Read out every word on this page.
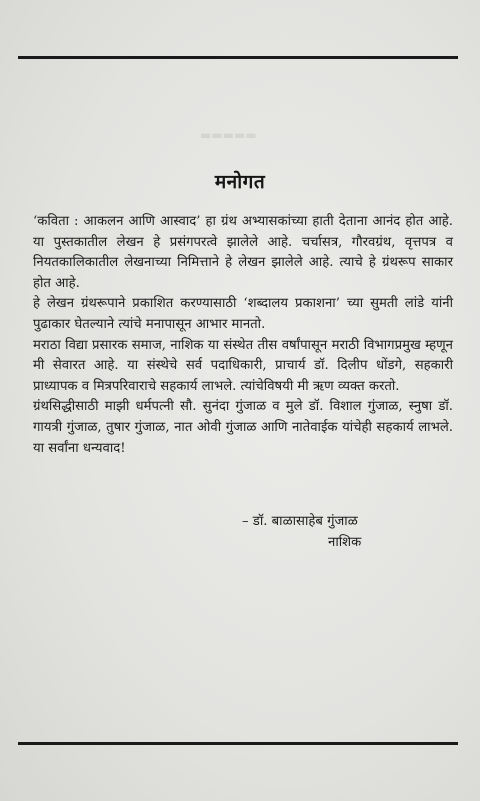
▬▬▬▬▬
मनोगत

‘कविता : आकलन आणि आस्वाद’ हा ग्रंथ अभ्यासकांच्या हाती देताना आनंद होत आहे. या पुस्तकातील लेखन हे प्रसंगपरत्वे झालेले आहे. चर्चासत्र, गौरवग्रंथ, वृत्तपत्र व नियतकालिकातील लेखनाच्या निमित्ताने हे लेखन झालेले आहे. त्याचे हे ग्रंथरूप साकार होत आहे.

हे लेखन ग्रंथरूपाने प्रकाशित करण्यासाठी ‘शब्दालय प्रकाशना’ च्या सुमती लांडे यांनी पुढाकार घेतल्याने त्यांचे मनापासून आभार मानतो.

मराठा विद्या प्रसारक समाज, नाशिक या संस्थेत तीस वर्षांपासून मराठी विभागप्रमुख म्हणून मी सेवारत आहे. या संस्थेचे सर्व पदाधिकारी, प्राचार्य डॉ. दिलीप धोंडगे, सहकारी प्राध्यापक व मित्रपरिवाराचे सहकार्य लाभले. त्यांचेविषयी मी ऋण व्यक्त करतो.

ग्रंथसिद्धीसाठी माझी धर्मपत्नी सौ. सुनंदा गुंजाळ व मुले डॉ. विशाल गुंजाळ, स्नुषा डॉ. गायत्री गुंजाळ, तुषार गुंजाळ, नात ओवी गुंजाळ आणि नातेवाईक यांचेही सहकार्य लाभले. या सर्वांना धन्यवाद!

– डॉ. बाळासाहेब गुंजाळ
नाशिक
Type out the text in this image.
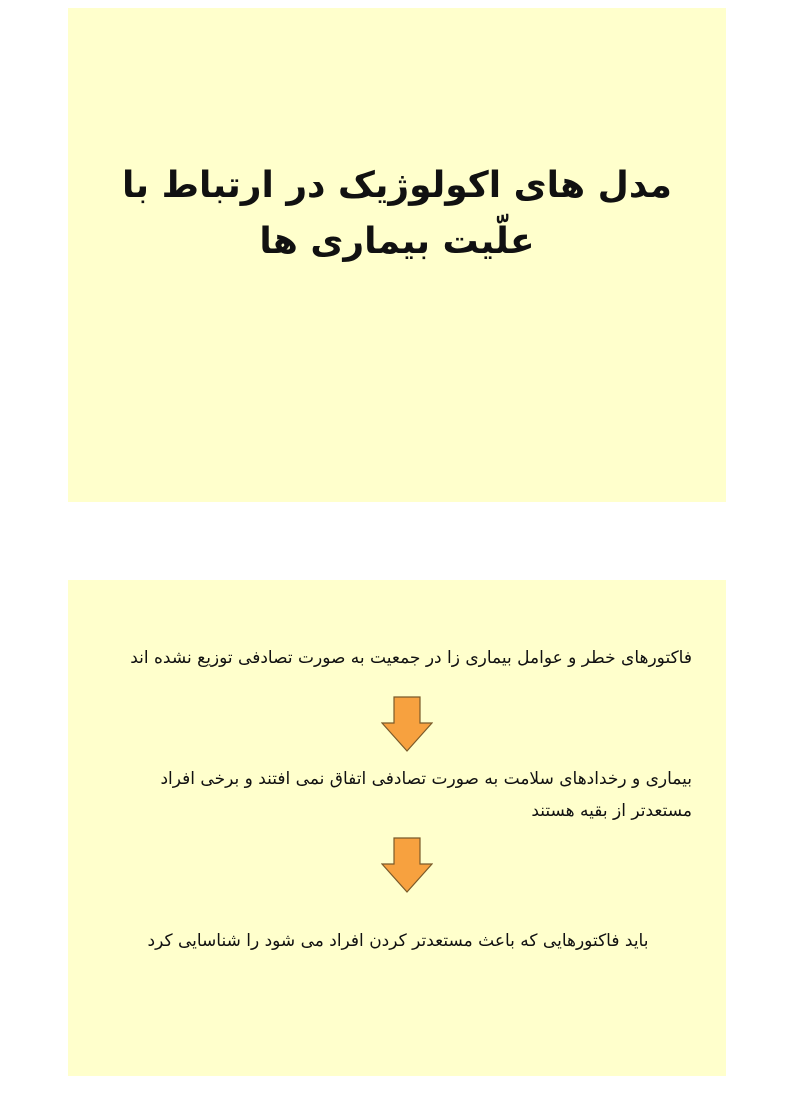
مدل های اکولوژیک در ارتباط با
علّیت بیماری ها

فاکتورهای خطر و عوامل بیماری زا در جمعیت به صورت تصادفی توزیع نشده اند

بیماری و رخدادهای سلامت به صورت تصادفی اتفاق نمی افتند و برخی افراد مستعدتر از بقیه هستند

باید فاکتورهایی که باعث مستعدتر کردن افراد می شود را شناسایی کرد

● JOB:
Select the lines in this material that hold the word "مستعدتر", leaving none out.

● OUTPUT FOR THIS EXERCISE:
بیماری و رخدادهای سلامت به صورت تصادفی اتفاق نمی افتند و برخی افراد مستعدتر از بقیه هستند
باید فاکتورهایی که باعث مستعدتر کردن افراد می شود را شناسایی کرد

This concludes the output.